Dataset excerpt:
□ □ □ □ □

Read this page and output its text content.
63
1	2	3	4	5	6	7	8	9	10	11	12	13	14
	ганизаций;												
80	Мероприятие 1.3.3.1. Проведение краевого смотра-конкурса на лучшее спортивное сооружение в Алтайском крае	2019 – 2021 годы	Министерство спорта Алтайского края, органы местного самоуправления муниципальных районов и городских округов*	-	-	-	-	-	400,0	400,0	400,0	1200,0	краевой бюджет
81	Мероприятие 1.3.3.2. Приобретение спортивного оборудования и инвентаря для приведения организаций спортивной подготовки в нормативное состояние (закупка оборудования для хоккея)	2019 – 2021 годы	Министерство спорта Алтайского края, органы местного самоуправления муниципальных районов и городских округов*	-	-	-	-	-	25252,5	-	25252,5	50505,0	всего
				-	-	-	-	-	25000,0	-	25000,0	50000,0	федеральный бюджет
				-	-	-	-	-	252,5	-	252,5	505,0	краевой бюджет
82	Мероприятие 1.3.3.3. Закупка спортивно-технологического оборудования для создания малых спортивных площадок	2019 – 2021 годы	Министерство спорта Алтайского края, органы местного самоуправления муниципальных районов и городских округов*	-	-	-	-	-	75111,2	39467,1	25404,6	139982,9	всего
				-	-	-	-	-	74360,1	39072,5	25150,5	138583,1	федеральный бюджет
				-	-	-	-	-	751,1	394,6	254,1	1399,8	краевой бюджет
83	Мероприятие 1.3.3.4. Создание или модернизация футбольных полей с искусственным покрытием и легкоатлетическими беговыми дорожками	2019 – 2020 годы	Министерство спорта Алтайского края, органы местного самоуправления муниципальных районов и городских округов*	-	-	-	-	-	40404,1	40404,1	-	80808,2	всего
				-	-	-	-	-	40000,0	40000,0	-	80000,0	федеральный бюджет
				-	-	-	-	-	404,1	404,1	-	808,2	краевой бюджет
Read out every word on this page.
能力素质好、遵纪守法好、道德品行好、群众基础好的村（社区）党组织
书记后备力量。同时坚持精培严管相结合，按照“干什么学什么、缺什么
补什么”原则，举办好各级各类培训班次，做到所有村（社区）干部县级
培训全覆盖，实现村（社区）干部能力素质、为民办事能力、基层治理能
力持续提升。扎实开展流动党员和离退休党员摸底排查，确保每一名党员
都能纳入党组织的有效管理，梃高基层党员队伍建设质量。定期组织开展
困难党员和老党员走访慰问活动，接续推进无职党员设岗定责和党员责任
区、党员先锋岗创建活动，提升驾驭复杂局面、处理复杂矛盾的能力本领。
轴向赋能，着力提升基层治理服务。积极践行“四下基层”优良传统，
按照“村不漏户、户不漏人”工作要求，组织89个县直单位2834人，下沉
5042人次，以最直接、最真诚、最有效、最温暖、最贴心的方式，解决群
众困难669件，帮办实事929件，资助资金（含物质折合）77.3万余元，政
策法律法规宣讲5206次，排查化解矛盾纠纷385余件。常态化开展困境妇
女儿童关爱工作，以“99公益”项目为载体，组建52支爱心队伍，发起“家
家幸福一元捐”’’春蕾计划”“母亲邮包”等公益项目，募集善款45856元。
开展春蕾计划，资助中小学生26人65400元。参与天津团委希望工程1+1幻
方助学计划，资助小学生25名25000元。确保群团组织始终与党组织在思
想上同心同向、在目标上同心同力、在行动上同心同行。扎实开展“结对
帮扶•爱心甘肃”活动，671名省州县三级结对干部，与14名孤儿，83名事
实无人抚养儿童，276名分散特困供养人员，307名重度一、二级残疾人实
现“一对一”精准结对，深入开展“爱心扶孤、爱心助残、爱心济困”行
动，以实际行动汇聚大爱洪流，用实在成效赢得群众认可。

□ □ □ □ □

-- Exercise task --
Copy out all the entries shown above, character for character.

-- Right answer --
Read this page and output its text content.
63
1	2	3	4	5	6	7	8	9	10	11	12	13	14
	ганизаций;												
80	Мероприятие 1.3.3.1. Проведение краевого смотра-конкурса на лучшее спортивное сооружение в Алтайском крае	2019 – 2021 годы	Министерство спорта Алтайского края, органы местного самоуправления муниципальных районов и городских округов*	-	-	-	-	-	400,0	400,0	400,0	1200,0	краевой бюджет
81	Мероприятие 1.3.3.2. Приобретение спортивного оборудования и инвентаря для приведения организаций спортивной подготовки в нормативное состояние (закупка оборудования для хоккея)	2019 – 2021 годы	Министерство спорта Алтайского края, органы местного самоуправления муниципальных районов и городских округов*	-	-	-	-	-	25252,5	-	25252,5	50505,0	всего
				-	-	-	-	-	25000,0	-	25000,0	50000,0	федеральный бюджет
				-	-	-	-	-	252,5	-	252,5	505,0	краевой бюджет
82	Мероприятие 1.3.3.3. Закупка спортивно-технологического оборудования для создания малых спортивных площадок	2019 – 2021 годы	Министерство спорта Алтайского края, органы местного самоуправления муниципальных районов и городских округов*	-	-	-	-	-	75111,2	39467,1	25404,6	139982,9	всего
				-	-	-	-	-	74360,1	39072,5	25150,5	138583,1	федеральный бюджет
				-	-	-	-	-	751,1	394,6	254,1	1399,8	краевой бюджет
83	Мероприятие 1.3.3.4. Создание или модернизация футбольных полей с искусственным покрытием и легкоатлетическими беговыми дорожками	2019 – 2020 годы	Министерство спорта Алтайского края, органы местного самоуправления муниципальных районов и городских округов*	-	-	-	-	-	40404,1	40404,1	-	80808,2	всего
				-	-	-	-	-	40000,0	40000,0	-	80000,0	федеральный бюджет
				-	-	-	-	-	404,1	404,1	-	808,2	краевой бюджет
Read out every word on this page.
能力素质好、遵纪守法好、道德品行好、群众基础好的村（社区）党组织
书记后备力量。同时坚持精培严管相结合，按照“干什么学什么、缺什么
补什么”原则，举办好各级各类培训班次，做到所有村（社区）干部县级
培训全覆盖，实现村（社区）干部能力素质、为民办事能力、基层治理能
力持续提升。扎实开展流动党员和离退休党员摸底排查，确保每一名党员
都能纳入党组织的有效管理，梃高基层党员队伍建设质量。定期组织开展
困难党员和老党员走访慰问活动，接续推进无职党员设岗定责和党员责任
区、党员先锋岗创建活动，提升驾驭复杂局面、处理复杂矛盾的能力本领。
轴向赋能，着力提升基层治理服务。积极践行“四下基层”优良传统，
按照“村不漏户、户不漏人”工作要求，组织89个县直单位2834人，下沉
5042人次，以最直接、最真诚、最有效、最温暖、最贴心的方式，解决群
众困难669件，帮办实事929件，资助资金（含物质折合）77.3万余元，政
策法律法规宣讲5206次，排查化解矛盾纠纷385余件。常态化开展困境妇
女儿童关爱工作，以“99公益”项目为载体，组建52支爱心队伍，发起“家
家幸福一元捐”’’春蕾计划”“母亲邮包”等公益项目，募集善款45856元。
开展春蕾计划，资助中小学生26人65400元。参与天津团委希望工程1+1幻
方助学计划，资助小学生25名25000元。确保群团组织始终与党组织在思
想上同心同向、在目标上同心同力、在行动上同心同行。扎实开展“结对
帮扶•爱心甘肃”活动，671名省州县三级结对干部，与14名孤儿，83名事
实无人抚养儿童，276名分散特困供养人员，307名重度一、二级残疾人实
现“一对一”精准结对，深入开展“爱心扶孤、爱心助残、爱心济困”行
动，以实际行动汇聚大爱洪流，用实在成效赢得群众认可。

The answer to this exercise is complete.